=== DATA FOR PROCESSING ===

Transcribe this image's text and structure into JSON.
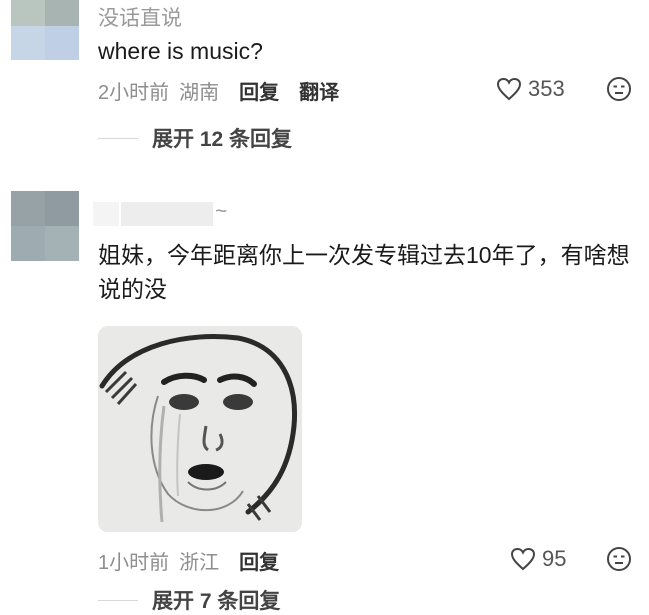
{
  "comments": [
    {
      "username": "没话直说",
      "text": "where is music?",
      "time": "2小时前",
      "location": "湖南",
      "reply_label": "回复",
      "translate_label": "翻译",
      "likes": "353",
      "expand_label": "展开 12 条回复"
    },
    {
      "username_suffix": "~",
      "text": "姐妹，今年距离你上一次发专辑过去10年了，有啥想说的没",
      "time": "1小时前",
      "location": "浙江",
      "reply_label": "回复",
      "likes": "95",
      "expand_label": "展开 7 条回复"
    }
  ],
  "icons": {
    "like": "heart-outline-icon",
    "dislike": "speechless-face-icon"
  },
  "colors": {
    "meta": "#8e8e8e",
    "text": "#1a1a1a",
    "divider": "#d8d8d8"
  }
}
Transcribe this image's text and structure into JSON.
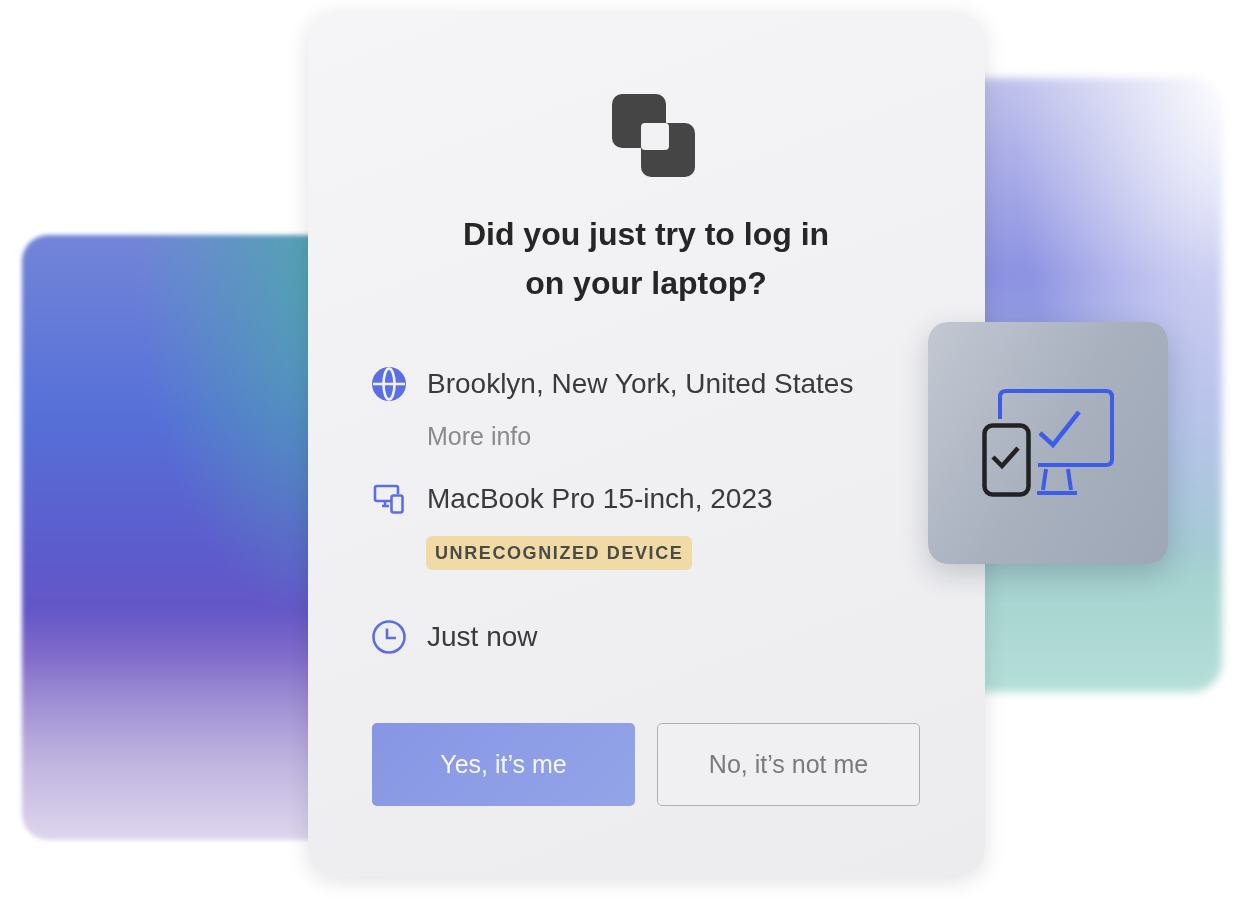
{
  "dialog": {
    "title": "Did you just try to log in on your laptop?",
    "details": [
      {
        "kind": "location",
        "text": "Brooklyn, New York, United States",
        "link": "More info"
      },
      {
        "kind": "device",
        "text": "MacBook Pro 15-inch, 2023",
        "badge": "UNRECOGNIZED DEVICE"
      },
      {
        "kind": "time",
        "text": "Just now"
      }
    ],
    "buttons": [
      {
        "kind": "primary",
        "label": "Yes, it’s me"
      },
      {
        "kind": "secondary",
        "label": "No, it’s not me"
      }
    ]
  }
}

===

● **DIRECTIVE**:
Print each record exactly as it stands, leaving the images out.

● **EXERCISE SOLUTION**:
Transcribe this image's text and structure into JSON.
{
  "comments": [
    {
      "username": "没话直说",
      "text": "where is music?",
      "time": "2小时前",
      "location": "湖南",
      "reply_label": "回复",
      "translate_label": "翻译",
      "likes": "353",
      "expand_label": "展开 12 条回复"
    },
    {
      "username_suffix": "~",
      "text": "姐妹，今年距离你上一次发专辑过去10年了，有啥想说的没",
      "time": "1小时前",
      "location": "浙江",
      "reply_label": "回复",
      "likes": "95",
      "expand_label": "展开 7 条回复"
    }
  ],
  "icons": {
    "like": "heart-outline-icon",
    "dislike": "speechless-face-icon"
  },
  "colors": {
    "meta": "#8e8e8e",
    "text": "#1a1a1a",
    "divider": "#d8d8d8"
  }
}
Transcribe this image's text and structure into JSON.
{
  "dialog": {
    "title": "Did you just try to log in on your laptop?",
    "details": [
      {
        "kind": "location",
        "text": "Brooklyn, New York, United States",
        "link": "More info"
      },
      {
        "kind": "device",
        "text": "MacBook Pro 15-inch, 2023",
        "badge": "UNRECOGNIZED DEVICE"
      },
      {
        "kind": "time",
        "text": "Just now"
      }
    ],
    "buttons": [
      {
        "kind": "primary",
        "label": "Yes, it’s me"
      },
      {
        "kind": "secondary",
        "label": "No, it’s not me"
      }
    ]
  }
}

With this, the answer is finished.